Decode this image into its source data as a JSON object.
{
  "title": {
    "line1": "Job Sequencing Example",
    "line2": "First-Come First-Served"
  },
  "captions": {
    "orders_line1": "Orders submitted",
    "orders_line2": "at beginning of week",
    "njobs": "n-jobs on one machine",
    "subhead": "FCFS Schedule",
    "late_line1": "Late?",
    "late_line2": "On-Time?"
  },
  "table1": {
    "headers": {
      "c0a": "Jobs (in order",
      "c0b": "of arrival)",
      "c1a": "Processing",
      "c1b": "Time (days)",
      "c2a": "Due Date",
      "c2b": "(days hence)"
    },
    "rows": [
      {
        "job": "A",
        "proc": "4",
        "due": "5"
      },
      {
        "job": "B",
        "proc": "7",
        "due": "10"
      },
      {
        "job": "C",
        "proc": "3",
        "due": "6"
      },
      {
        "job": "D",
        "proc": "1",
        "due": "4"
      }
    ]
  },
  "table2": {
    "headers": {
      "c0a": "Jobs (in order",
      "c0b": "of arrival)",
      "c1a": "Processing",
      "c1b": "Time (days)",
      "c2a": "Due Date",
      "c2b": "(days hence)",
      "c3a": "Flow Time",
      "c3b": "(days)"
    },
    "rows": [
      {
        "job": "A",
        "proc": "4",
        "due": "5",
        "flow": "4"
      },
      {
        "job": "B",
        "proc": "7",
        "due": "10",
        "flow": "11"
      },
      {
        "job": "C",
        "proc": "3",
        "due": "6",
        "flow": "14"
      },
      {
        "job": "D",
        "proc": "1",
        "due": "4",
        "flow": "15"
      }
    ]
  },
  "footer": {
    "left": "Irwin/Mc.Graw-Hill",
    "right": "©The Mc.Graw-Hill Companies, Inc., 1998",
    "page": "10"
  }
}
· · · · ·
All of the entries must be quoted exactly; please include each one.

Decode this image into its source data as a JSON object.
{
  "title": {
    "line1": "Job Sequencing Example",
    "line2": "First-Come First-Served"
  },
  "captions": {
    "orders_line1": "Orders submitted",
    "orders_line2": "at beginning of week",
    "njobs": "n-jobs on one machine",
    "subhead": "FCFS Schedule",
    "late_line1": "Late?",
    "late_line2": "On-Time?"
  },
  "table1": {
    "headers": {
      "c0a": "Jobs (in order",
      "c0b": "of arrival)",
      "c1a": "Processing",
      "c1b": "Time (days)",
      "c2a": "Due Date",
      "c2b": "(days hence)"
    },
    "rows": [
      {
        "job": "A",
        "proc": "4",
        "due": "5"
      },
      {
        "job": "B",
        "proc": "7",
        "due": "10"
      },
      {
        "job": "C",
        "proc": "3",
        "due": "6"
      },
      {
        "job": "D",
        "proc": "1",
        "due": "4"
      }
    ]
  },
  "table2": {
    "headers": {
      "c0a": "Jobs (in order",
      "c0b": "of arrival)",
      "c1a": "Processing",
      "c1b": "Time (days)",
      "c2a": "Due Date",
      "c2b": "(days hence)",
      "c3a": "Flow Time",
      "c3b": "(days)"
    },
    "rows": [
      {
        "job": "A",
        "proc": "4",
        "due": "5",
        "flow": "4"
      },
      {
        "job": "B",
        "proc": "7",
        "due": "10",
        "flow": "11"
      },
      {
        "job": "C",
        "proc": "3",
        "due": "6",
        "flow": "14"
      },
      {
        "job": "D",
        "proc": "1",
        "due": "4",
        "flow": "15"
      }
    ]
  },
  "footer": {
    "left": "Irwin/Mc.Graw-Hill",
    "right": "©The Mc.Graw-Hill Companies, Inc., 1998",
    "page": "10"
  }
}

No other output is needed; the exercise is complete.